**TASK STATEMENT**: Would you pull out every line of the material that contains the string "grab"?

Stored data entries
--------------------------------

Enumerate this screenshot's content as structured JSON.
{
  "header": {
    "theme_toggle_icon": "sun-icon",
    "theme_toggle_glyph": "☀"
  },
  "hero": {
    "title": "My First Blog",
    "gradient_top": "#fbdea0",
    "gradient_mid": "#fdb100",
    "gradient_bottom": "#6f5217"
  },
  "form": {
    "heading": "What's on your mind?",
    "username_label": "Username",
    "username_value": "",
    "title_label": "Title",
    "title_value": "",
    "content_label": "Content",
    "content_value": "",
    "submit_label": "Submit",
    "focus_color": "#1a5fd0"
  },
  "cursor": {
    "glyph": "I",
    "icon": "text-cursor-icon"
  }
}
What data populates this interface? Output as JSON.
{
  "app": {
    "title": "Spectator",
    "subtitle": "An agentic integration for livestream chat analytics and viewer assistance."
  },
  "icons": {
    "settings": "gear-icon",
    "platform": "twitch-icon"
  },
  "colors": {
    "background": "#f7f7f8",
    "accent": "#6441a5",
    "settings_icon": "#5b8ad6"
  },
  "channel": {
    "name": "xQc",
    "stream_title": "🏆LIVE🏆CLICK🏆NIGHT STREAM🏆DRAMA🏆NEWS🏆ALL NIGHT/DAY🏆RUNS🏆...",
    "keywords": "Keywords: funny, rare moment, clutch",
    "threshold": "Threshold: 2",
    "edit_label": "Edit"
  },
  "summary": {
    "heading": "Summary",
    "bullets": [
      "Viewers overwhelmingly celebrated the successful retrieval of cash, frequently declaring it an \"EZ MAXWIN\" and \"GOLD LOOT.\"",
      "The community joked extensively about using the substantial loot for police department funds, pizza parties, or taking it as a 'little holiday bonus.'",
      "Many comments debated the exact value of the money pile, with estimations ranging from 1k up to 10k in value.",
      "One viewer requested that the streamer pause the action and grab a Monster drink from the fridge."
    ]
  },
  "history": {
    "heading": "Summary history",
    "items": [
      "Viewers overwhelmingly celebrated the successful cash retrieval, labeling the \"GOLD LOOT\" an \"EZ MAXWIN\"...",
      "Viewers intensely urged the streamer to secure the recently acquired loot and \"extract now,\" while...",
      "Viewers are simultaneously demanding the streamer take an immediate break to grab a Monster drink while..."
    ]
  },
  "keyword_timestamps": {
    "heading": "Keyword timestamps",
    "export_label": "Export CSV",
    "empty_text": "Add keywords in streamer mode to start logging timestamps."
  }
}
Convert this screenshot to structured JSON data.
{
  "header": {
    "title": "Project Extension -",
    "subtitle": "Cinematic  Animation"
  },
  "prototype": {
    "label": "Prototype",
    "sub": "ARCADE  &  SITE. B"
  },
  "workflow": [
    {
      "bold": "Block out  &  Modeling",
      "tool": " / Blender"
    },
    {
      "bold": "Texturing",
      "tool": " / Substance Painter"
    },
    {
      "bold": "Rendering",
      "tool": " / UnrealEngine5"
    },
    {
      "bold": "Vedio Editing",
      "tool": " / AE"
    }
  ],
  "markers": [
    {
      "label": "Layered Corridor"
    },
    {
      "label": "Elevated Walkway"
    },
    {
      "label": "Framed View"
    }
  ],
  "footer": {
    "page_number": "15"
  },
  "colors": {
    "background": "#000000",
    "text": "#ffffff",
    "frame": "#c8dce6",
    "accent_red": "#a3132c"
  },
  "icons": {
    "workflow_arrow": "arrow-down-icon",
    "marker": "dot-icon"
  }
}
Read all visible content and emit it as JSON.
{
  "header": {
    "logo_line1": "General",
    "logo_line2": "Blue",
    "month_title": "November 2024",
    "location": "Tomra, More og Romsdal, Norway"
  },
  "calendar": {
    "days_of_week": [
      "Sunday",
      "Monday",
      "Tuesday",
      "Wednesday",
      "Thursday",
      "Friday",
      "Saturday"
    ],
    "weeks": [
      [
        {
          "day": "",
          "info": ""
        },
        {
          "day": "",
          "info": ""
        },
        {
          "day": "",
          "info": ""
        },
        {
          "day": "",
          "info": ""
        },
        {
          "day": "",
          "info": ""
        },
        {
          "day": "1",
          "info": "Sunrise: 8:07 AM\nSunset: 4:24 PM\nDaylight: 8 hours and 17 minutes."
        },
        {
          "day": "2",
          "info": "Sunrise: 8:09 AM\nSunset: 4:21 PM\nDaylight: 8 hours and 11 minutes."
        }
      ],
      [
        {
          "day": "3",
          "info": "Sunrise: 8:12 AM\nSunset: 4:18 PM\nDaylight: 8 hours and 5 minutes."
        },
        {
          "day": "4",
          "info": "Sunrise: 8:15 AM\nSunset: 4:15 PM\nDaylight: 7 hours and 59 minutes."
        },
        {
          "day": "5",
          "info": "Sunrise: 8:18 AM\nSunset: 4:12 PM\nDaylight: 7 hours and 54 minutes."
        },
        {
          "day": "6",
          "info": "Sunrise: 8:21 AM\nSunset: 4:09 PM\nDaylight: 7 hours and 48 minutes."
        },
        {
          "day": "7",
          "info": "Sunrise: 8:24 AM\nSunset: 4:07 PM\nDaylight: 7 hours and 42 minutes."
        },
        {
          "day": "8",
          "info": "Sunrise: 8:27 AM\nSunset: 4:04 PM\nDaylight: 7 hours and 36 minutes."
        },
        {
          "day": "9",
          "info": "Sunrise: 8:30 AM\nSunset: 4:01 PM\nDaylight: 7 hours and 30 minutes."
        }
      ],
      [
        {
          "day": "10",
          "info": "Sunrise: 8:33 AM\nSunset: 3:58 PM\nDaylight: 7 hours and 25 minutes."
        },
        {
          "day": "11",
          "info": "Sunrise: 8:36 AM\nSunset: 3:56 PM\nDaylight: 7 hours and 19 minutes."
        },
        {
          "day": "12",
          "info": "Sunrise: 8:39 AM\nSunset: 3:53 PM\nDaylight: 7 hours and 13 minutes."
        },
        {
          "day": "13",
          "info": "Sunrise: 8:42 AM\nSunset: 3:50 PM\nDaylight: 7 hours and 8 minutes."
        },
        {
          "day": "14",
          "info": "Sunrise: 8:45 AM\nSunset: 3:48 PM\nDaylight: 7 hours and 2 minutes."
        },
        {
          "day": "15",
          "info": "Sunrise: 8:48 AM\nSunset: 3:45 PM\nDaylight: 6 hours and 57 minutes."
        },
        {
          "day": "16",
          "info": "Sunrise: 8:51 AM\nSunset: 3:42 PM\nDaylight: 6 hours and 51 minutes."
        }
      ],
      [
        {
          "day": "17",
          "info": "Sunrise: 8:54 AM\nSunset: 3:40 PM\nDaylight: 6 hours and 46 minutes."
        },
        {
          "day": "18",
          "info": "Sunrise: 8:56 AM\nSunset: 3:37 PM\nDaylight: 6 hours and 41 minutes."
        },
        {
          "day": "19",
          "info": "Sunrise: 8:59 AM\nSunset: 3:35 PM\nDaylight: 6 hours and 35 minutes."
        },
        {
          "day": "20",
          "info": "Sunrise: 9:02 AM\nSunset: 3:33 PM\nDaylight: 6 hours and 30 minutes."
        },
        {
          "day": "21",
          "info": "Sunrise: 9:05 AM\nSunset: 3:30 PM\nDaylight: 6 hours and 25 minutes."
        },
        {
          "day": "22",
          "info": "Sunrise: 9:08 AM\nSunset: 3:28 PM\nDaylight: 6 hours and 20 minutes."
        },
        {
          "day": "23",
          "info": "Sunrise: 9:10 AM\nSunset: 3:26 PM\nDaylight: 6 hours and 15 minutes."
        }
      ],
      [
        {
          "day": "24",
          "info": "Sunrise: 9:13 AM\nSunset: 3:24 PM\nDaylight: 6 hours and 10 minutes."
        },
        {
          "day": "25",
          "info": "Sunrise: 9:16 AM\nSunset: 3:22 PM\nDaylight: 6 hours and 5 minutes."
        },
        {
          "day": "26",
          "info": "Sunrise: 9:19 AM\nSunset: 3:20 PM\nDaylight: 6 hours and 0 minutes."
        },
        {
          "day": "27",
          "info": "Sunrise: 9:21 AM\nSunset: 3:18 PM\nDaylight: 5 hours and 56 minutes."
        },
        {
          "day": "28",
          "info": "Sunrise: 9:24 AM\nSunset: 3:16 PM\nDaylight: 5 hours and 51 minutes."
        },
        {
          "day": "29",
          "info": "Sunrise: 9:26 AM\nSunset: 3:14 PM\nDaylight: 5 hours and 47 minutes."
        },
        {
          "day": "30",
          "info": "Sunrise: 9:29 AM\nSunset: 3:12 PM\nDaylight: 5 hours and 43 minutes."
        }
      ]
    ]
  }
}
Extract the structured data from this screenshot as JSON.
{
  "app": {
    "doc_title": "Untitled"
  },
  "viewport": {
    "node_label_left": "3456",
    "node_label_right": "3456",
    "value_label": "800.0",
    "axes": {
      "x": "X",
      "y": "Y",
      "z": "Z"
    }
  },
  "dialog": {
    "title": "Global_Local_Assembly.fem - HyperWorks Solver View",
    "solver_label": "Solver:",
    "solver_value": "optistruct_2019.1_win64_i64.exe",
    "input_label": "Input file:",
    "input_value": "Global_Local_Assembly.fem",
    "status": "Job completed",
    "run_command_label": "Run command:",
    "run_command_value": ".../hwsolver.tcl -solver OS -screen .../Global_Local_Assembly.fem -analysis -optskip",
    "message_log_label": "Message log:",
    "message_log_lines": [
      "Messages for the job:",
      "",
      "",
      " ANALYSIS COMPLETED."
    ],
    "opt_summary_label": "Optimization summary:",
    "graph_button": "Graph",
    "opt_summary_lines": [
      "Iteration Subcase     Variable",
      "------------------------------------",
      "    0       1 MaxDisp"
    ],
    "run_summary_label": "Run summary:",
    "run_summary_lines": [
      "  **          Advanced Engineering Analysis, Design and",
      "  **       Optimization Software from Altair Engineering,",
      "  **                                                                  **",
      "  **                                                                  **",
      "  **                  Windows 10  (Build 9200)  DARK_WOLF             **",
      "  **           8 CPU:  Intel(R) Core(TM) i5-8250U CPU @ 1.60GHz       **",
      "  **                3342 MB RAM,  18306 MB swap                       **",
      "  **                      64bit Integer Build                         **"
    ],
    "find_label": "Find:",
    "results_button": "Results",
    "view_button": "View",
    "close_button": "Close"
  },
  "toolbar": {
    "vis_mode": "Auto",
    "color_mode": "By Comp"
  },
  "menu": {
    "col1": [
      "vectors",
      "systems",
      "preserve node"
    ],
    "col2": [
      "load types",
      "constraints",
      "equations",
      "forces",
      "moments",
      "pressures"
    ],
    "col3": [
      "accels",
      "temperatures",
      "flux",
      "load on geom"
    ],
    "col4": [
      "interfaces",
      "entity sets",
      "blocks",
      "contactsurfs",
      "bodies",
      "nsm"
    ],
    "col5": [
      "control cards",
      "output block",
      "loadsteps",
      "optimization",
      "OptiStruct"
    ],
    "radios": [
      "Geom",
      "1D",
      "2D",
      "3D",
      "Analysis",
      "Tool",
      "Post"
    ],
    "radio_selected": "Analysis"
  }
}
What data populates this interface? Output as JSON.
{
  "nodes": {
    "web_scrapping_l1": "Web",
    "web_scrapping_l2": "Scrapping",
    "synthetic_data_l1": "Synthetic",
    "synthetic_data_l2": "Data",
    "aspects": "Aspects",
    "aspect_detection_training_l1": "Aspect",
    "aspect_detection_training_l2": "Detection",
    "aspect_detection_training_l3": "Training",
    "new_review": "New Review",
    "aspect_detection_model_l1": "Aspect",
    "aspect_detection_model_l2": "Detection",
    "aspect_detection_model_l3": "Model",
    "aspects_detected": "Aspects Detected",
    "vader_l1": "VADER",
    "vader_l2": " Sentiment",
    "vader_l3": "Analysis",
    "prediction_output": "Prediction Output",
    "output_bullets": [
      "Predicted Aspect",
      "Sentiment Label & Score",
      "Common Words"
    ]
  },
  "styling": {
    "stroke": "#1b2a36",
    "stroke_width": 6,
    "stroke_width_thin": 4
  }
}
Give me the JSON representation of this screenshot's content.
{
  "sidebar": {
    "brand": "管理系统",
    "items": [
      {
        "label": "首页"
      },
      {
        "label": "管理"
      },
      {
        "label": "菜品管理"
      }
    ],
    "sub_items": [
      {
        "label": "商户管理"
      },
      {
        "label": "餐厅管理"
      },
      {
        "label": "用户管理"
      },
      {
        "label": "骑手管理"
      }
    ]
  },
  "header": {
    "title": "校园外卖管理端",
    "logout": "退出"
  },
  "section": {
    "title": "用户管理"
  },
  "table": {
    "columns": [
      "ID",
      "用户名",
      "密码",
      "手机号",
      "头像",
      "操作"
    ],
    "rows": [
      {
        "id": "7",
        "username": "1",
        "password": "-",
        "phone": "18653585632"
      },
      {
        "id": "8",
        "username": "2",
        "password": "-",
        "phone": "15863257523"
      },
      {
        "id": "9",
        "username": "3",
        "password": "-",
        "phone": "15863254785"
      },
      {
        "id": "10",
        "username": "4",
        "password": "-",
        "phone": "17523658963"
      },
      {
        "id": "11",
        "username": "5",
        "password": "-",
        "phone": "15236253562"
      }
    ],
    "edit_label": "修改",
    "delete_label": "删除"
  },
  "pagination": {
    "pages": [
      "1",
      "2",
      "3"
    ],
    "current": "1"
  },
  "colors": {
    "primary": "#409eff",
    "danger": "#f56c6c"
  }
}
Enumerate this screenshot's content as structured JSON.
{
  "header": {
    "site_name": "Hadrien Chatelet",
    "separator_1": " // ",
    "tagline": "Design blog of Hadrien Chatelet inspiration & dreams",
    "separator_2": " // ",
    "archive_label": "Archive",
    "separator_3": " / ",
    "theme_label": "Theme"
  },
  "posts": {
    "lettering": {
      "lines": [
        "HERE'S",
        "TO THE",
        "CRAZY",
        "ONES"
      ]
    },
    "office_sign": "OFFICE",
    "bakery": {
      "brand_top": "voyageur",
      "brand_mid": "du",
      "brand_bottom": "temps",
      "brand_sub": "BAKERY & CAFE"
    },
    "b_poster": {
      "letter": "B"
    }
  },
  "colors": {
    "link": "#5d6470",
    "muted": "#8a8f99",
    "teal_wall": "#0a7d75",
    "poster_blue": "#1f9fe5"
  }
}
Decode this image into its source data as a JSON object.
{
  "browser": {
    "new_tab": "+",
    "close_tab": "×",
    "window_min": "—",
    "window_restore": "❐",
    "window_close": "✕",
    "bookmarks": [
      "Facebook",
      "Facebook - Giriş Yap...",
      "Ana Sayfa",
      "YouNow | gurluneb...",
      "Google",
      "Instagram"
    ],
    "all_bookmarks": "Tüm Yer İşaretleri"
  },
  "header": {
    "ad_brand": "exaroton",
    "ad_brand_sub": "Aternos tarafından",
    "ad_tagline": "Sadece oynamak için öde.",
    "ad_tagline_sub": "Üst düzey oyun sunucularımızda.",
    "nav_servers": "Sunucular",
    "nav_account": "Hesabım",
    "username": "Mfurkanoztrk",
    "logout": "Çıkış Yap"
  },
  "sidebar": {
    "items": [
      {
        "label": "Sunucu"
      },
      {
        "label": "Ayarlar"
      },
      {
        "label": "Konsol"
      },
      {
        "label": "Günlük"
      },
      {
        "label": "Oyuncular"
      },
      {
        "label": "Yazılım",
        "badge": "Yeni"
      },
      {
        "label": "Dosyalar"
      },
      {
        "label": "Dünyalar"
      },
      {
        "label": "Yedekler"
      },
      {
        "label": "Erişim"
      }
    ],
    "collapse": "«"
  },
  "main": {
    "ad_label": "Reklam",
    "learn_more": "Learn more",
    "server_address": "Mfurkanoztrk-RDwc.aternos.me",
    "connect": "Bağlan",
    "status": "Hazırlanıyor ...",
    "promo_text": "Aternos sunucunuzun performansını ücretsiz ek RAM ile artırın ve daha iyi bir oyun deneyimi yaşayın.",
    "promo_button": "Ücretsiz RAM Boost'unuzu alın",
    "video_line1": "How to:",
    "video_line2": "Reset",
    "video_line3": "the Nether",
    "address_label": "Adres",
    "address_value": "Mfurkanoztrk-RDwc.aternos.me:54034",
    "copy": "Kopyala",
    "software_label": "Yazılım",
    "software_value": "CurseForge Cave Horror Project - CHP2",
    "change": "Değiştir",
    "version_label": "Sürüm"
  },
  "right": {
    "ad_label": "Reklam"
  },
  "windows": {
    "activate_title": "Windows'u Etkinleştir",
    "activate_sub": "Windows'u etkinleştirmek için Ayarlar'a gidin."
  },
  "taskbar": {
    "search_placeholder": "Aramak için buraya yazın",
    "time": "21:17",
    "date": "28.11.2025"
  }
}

--------------------------------

**SOLUTION**:
      "One viewer requested that the streamer pause the action and grab a Monster drink from the fridge."
      "Viewers are simultaneously demanding the streamer take an immediate break to grab a Monster drink while..."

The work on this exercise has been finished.